What to do
Output every entry exactly, from the first line to the last.
◇ ◇ ◇ ◇ ◇
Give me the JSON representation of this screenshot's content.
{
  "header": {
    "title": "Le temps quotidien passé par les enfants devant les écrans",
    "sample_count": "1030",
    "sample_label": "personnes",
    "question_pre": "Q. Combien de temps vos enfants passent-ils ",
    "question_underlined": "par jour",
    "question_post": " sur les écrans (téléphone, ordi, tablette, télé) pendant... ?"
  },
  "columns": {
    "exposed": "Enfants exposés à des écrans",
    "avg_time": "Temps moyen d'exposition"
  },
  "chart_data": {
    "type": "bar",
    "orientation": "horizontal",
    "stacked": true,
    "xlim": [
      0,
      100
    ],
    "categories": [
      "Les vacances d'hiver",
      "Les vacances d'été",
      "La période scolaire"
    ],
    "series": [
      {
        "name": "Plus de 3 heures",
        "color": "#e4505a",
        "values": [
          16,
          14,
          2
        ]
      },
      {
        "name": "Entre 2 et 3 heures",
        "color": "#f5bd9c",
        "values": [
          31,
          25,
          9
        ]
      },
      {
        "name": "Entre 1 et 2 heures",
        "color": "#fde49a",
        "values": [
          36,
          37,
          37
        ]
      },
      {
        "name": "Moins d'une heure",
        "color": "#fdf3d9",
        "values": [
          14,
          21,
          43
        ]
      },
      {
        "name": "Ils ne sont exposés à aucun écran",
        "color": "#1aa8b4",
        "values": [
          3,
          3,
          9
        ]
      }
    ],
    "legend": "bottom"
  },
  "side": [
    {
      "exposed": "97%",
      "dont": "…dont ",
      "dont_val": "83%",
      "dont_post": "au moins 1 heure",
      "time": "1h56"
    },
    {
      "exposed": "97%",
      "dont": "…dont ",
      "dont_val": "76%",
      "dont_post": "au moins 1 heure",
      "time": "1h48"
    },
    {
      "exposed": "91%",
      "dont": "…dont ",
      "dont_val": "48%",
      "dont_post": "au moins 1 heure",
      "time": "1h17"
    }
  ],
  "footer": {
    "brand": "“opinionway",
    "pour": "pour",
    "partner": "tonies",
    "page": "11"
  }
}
◇ ◇ ◇ ◇ ◇
Response
Give me the JSON representation of this screenshot's content.
{
  "header": {
    "title": "Le temps quotidien passé par les enfants devant les écrans",
    "sample_count": "1030",
    "sample_label": "personnes",
    "question_pre": "Q. Combien de temps vos enfants passent-ils ",
    "question_underlined": "par jour",
    "question_post": " sur les écrans (téléphone, ordi, tablette, télé) pendant... ?"
  },
  "columns": {
    "exposed": "Enfants exposés à des écrans",
    "avg_time": "Temps moyen d'exposition"
  },
  "chart_data": {
    "type": "bar",
    "orientation": "horizontal",
    "stacked": true,
    "xlim": [
      0,
      100
    ],
    "categories": [
      "Les vacances d'hiver",
      "Les vacances d'été",
      "La période scolaire"
    ],
    "series": [
      {
        "name": "Plus de 3 heures",
        "color": "#e4505a",
        "values": [
          16,
          14,
          2
        ]
      },
      {
        "name": "Entre 2 et 3 heures",
        "color": "#f5bd9c",
        "values": [
          31,
          25,
          9
        ]
      },
      {
        "name": "Entre 1 et 2 heures",
        "color": "#fde49a",
        "values": [
          36,
          37,
          37
        ]
      },
      {
        "name": "Moins d'une heure",
        "color": "#fdf3d9",
        "values": [
          14,
          21,
          43
        ]
      },
      {
        "name": "Ils ne sont exposés à aucun écran",
        "color": "#1aa8b4",
        "values": [
          3,
          3,
          9
        ]
      }
    ],
    "legend": "bottom"
  },
  "side": [
    {
      "exposed": "97%",
      "dont": "…dont ",
      "dont_val": "83%",
      "dont_post": "au moins 1 heure",
      "time": "1h56"
    },
    {
      "exposed": "97%",
      "dont": "…dont ",
      "dont_val": "76%",
      "dont_post": "au moins 1 heure",
      "time": "1h48"
    },
    {
      "exposed": "91%",
      "dont": "…dont ",
      "dont_val": "48%",
      "dont_post": "au moins 1 heure",
      "time": "1h17"
    }
  ],
  "footer": {
    "brand": "“opinionway",
    "pour": "pour",
    "partner": "tonies",
    "page": "11"
  }
}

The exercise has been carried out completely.